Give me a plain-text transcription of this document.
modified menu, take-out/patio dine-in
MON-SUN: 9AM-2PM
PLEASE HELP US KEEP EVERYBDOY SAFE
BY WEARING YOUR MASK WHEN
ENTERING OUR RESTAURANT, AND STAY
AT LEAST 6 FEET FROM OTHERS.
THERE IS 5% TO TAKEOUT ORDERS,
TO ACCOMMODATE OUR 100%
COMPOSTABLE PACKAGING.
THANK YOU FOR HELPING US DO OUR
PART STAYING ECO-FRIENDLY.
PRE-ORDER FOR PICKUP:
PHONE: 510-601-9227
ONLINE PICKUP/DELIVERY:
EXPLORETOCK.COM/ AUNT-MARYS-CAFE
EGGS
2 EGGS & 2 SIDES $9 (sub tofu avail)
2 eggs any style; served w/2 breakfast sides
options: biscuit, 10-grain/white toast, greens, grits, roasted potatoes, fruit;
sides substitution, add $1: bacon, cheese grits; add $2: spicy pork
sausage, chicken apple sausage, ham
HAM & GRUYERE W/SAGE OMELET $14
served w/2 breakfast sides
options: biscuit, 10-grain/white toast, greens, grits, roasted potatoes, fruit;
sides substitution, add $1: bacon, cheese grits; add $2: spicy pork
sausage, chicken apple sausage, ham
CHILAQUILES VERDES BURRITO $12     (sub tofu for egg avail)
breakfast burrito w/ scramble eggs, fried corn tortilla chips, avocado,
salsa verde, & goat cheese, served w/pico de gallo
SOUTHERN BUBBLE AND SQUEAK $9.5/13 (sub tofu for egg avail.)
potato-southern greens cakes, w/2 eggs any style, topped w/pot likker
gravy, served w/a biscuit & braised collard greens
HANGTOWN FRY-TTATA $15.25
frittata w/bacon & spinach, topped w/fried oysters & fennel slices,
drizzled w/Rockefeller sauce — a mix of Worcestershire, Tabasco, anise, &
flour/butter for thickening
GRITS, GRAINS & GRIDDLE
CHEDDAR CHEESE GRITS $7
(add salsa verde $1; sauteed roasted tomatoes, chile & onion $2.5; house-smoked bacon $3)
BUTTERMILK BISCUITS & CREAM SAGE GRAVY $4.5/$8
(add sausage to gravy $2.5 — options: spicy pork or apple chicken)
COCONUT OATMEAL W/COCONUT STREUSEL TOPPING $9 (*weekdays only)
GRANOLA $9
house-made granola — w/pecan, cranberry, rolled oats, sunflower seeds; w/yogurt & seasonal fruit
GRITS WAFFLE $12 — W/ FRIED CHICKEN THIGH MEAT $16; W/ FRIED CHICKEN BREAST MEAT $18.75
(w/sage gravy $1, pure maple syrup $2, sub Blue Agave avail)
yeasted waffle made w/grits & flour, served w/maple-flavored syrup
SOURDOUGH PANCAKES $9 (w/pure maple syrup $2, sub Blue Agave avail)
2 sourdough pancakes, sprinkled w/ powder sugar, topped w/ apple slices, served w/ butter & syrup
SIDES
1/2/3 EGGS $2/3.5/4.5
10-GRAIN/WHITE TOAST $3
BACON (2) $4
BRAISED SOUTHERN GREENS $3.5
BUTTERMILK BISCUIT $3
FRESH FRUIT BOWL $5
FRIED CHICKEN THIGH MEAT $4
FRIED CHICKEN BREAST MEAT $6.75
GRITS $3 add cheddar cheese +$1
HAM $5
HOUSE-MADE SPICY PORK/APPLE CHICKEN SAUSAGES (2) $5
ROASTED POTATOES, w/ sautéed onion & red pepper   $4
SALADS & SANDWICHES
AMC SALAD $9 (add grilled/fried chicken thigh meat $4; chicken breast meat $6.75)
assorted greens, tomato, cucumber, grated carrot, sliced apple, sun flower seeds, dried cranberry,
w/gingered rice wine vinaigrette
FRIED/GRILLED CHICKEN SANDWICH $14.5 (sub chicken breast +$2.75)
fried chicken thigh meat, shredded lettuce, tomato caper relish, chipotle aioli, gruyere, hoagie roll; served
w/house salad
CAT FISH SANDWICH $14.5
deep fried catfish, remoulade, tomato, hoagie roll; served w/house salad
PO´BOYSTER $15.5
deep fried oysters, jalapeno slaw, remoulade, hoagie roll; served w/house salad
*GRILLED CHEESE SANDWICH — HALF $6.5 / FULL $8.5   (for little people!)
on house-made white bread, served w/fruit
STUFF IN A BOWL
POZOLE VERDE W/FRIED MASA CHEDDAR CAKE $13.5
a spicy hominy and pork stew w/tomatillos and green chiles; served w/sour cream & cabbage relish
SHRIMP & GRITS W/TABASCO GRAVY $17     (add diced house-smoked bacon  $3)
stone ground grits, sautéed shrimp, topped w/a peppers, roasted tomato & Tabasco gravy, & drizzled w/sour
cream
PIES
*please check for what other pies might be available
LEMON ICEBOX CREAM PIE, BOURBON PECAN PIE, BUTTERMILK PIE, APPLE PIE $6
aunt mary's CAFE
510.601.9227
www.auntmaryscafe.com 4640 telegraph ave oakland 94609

◇ ◇ ◇ ◇ ◇ ◇ ◇

• WHAT YOU NEED TO DO
Extract every line from the records above that contains the word "hoagie".

• RESULT BELOW
fried chicken thigh meat, shredded lettuce, tomato caper relish, chipotle aioli, gruyere, hoagie roll; served
deep fried catfish, remoulade, tomato, hoagie roll; served w/house salad
deep fried oysters, jalapeno slaw, remoulade, hoagie roll; served w/house salad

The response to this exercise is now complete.